Texte fourni =
▼

ART | CRITIQUE

I learned it from a talk show

Artus pour l’art posthume. Un bazar. Artus retrace sa vie dans la galerie au travers d’une centaine d’objets en tous genres lui appartenant. Sa chambre est également reconstituée, grandeur nature. Quant au sens...

Photos, dessins, illustrations, livres, baskets, plus une voix exaspérante chantonnant en boucle accueillent le visiteur.Que voit-on encore? Des photos oscillant entre trivialité et scatologie — un homme déguisé en porc, un autre qui défèque —, une basket encadrée de bois, un tas de vieilles baskets, des images et une peinture pornographiques, un téléphone portable…

La partie principale de l’exposition est la reconstitution de la chambre même d’Artus: le lit, le bureau, les étagères, les livres, les photos personnelles, et d’innombrables canettes de Coca qui jonchent le sol. On y trouve aussi une collection de skates, puisque Artus a été à l’origine du magazine Tricks destiné aux fans de skateboard.

Quant au sens, il est à chercher derrière cette affirmation selon laquelle «l’Art posthume encule l’Art contemporain», dans le manifeste de l’«Art posthume», rédigé par l’artiste (lire ci-après).

Morceaux choisis:
— «Le courage de ne rien être, personne ne l’a jamais».
— «L’authenticité, d’aussi mauvais goût soit-elle, finit toujours par payer».
— etc.

Et si, en ces temps incertains et chamboulés, le paroxysme de l’authenticité était tout simplement la Beauté?

Manifeste de l’Art posthume
Ne vous attendez à rien
Attendez tout

Selon le dictionnaire le plus commun, l’art, c’est «l’expression d’un idéal de beauté dans les œuvres humaines».
Nous nions cette définition que nous trouvons insuffisante en l’état.
L’art, c’est un environnement et une sensibilité, l’art c’est la vie. Votre vie, votre environnement, votre sensibilité.
L’art, c’est donner forme à l’espace qui nous sépare.
L’art est politique.

Depuis le carré de Malevitch l’art est, et, devant lui, «c’est une foule curieuse de critiques d’art instantané qui se presse à la traversée du miroir».
L’art est donc le seul domaine qui ait atteint son absolu, c’est-à-dire le domaine de la création pure. Le seul domaine où l’homme peut se vanter d’être l’égal d’un dieu, et où il peut créer librement, et sans contraintes.

Pourtant l’homme n’est rien sans le regard de l’autre. Cet autre qui juge, condamne, ratisse.
Seul dieu juge.
Et c’est pourquoi nous affirmons nous moquer de cet art sectaire et académique qui est le vôtre. Celui que vous nommez «contemporain».
Il n’a de contemporain que son marasme.

▲

Données fournies =
▼

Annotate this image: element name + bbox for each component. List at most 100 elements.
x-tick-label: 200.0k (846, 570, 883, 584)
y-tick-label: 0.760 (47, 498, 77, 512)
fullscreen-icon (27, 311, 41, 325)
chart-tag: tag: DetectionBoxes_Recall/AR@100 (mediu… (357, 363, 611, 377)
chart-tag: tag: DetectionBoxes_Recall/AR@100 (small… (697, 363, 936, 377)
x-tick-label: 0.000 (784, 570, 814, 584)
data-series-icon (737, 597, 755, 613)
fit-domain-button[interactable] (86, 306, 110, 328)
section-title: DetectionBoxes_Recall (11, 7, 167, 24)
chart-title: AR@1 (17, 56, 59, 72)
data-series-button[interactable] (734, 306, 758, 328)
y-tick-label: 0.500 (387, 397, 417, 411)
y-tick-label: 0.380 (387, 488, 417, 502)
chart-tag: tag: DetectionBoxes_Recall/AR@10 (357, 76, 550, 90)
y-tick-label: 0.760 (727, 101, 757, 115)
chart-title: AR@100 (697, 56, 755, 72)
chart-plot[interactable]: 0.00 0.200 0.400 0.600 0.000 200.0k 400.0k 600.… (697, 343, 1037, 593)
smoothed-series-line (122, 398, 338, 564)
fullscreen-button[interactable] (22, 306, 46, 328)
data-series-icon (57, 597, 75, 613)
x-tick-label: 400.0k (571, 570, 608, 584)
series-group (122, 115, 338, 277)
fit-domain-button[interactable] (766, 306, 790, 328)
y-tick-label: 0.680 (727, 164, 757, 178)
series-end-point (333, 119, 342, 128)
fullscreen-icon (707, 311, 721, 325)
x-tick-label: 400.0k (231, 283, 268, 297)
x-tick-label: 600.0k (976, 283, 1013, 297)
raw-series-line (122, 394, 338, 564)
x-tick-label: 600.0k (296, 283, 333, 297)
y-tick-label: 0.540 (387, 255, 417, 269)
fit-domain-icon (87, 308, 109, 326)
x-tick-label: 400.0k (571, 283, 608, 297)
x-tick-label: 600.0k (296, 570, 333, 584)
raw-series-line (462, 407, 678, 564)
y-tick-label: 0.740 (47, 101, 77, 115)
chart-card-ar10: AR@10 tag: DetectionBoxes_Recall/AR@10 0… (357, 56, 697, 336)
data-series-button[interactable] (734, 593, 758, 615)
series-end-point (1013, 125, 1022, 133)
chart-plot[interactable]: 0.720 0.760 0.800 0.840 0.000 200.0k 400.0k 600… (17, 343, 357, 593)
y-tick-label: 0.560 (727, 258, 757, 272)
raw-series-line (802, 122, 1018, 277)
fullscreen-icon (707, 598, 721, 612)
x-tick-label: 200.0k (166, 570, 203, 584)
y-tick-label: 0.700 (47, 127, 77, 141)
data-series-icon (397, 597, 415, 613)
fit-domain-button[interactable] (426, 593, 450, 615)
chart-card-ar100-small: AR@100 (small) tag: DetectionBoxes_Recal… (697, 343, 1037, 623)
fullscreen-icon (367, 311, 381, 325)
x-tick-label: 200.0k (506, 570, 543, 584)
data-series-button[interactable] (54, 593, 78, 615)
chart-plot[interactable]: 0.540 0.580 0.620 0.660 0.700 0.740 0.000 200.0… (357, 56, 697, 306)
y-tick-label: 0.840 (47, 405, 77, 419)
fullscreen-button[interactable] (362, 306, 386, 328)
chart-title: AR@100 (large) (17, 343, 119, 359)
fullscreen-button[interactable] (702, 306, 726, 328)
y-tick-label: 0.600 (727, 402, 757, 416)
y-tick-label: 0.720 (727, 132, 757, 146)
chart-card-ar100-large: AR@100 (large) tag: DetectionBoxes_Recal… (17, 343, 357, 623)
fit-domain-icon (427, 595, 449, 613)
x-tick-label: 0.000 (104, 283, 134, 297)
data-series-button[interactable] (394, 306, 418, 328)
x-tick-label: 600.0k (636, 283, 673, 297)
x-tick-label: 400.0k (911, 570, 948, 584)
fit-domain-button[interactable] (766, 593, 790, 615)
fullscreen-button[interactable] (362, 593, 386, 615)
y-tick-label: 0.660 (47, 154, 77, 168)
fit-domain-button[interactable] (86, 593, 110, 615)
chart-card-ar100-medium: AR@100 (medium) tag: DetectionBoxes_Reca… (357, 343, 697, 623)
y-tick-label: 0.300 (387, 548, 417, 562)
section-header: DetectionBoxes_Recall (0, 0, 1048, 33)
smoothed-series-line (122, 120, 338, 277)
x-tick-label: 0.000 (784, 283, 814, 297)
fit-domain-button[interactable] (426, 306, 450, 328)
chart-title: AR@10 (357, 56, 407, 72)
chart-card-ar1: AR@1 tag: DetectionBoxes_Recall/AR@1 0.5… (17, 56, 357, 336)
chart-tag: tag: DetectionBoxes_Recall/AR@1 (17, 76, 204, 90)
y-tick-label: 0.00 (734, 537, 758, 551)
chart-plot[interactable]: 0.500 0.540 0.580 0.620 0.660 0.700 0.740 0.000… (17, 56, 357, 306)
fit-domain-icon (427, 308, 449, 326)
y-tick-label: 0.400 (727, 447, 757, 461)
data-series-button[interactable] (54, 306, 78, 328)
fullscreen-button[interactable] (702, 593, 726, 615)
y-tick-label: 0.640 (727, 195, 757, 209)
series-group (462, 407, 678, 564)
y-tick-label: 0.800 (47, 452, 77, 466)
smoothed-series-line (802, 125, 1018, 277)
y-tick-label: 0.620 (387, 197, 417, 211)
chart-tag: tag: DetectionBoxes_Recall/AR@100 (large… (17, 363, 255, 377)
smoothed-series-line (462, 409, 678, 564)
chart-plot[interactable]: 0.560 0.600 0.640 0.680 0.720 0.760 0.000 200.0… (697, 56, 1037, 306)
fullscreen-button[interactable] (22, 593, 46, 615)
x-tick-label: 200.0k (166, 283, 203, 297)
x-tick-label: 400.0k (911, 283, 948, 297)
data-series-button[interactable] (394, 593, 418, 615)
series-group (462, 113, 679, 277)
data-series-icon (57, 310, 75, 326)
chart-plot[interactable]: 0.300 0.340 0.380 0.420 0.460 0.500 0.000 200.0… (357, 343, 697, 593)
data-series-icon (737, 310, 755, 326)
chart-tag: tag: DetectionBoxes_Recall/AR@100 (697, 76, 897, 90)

▲
▼

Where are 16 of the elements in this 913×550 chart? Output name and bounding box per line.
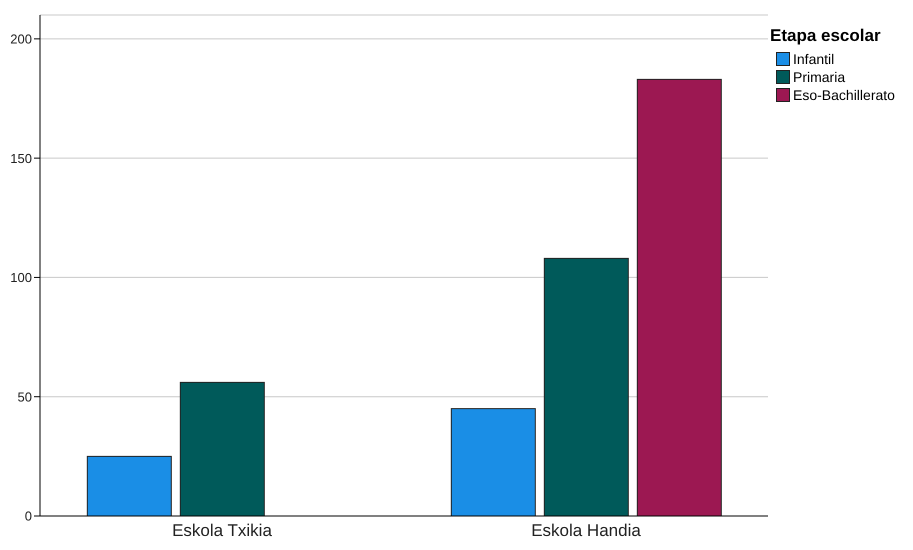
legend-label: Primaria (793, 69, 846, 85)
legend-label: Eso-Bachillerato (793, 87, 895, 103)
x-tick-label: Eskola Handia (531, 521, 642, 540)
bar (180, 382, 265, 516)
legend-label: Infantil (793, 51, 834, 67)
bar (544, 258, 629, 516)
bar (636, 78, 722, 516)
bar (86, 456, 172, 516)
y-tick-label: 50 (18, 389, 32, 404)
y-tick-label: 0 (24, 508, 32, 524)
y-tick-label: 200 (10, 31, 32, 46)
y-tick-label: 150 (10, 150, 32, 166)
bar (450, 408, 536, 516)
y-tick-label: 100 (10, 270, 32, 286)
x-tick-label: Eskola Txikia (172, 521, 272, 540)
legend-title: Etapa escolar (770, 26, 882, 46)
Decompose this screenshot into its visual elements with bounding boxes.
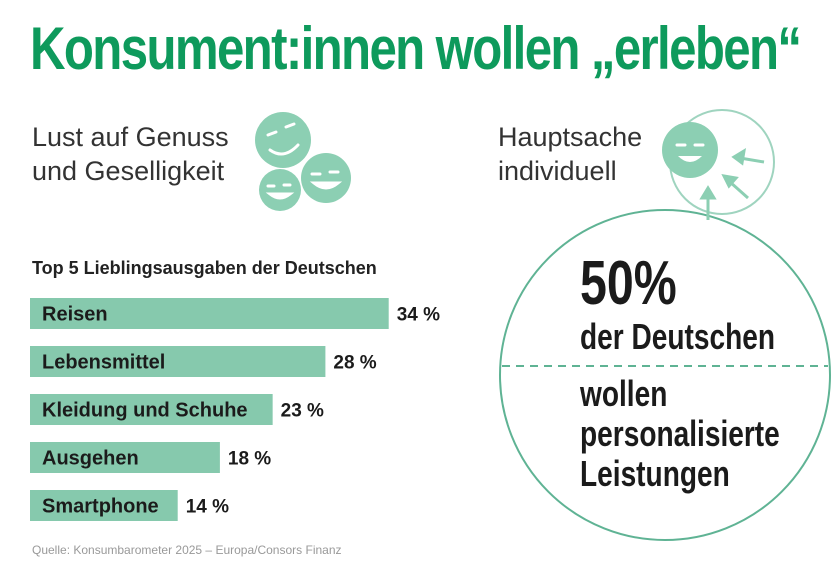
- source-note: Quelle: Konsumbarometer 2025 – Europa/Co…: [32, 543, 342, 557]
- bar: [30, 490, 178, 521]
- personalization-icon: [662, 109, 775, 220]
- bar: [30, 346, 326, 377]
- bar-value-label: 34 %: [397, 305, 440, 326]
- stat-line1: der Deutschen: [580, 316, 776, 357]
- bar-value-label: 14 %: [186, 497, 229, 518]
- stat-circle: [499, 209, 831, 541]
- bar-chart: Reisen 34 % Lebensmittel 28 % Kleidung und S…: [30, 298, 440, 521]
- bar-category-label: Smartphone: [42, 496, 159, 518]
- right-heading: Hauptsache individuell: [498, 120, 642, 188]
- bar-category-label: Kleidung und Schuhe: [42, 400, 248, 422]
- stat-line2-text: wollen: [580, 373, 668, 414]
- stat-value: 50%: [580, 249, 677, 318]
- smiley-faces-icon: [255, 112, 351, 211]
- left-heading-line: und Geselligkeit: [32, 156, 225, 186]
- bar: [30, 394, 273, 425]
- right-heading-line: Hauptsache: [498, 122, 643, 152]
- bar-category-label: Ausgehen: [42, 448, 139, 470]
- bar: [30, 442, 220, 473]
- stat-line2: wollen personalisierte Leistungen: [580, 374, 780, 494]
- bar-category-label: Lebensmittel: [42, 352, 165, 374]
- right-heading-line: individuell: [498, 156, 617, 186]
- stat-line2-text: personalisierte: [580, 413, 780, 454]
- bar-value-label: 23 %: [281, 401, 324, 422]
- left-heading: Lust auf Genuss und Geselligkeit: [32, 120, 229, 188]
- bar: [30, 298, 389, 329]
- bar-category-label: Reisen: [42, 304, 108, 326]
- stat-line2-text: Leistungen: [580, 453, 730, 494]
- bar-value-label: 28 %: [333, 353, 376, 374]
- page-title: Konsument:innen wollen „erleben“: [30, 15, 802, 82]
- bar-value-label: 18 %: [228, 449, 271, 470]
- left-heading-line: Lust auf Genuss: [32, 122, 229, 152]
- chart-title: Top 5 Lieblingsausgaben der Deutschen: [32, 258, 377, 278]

▲

Travail à faire =
[1] Selon le texte fourni, quel magazine Artus a-t-il lancé ?
[2] Pour chaque affirmation, indiquez par oui ou par non si elle concorde avec le texte fourni, puis citez les mots du texte qui le prouvent.
(a) La chambre d'Artus est reconstituée à taille réelle dans la galerie.
(b) Le manifeste accepte la définition de l'art donnée par le dictionnaire le plus commun.
(c) Artus présente une centaine d'objets qui lui appartiennent.

Solutions des exercices =
[1] Le magazine Tricks, destiné aux fans de skateboard.

[2]
(a) Oui : « Sa chambre est également reconstituée, grandeur nature. »
(b) Non : « Nous nions cette définition que nous trouvons insuffisante en l’état. »
(c) Oui : « au travers d’une centaine d’objets en tous genres lui appartenant »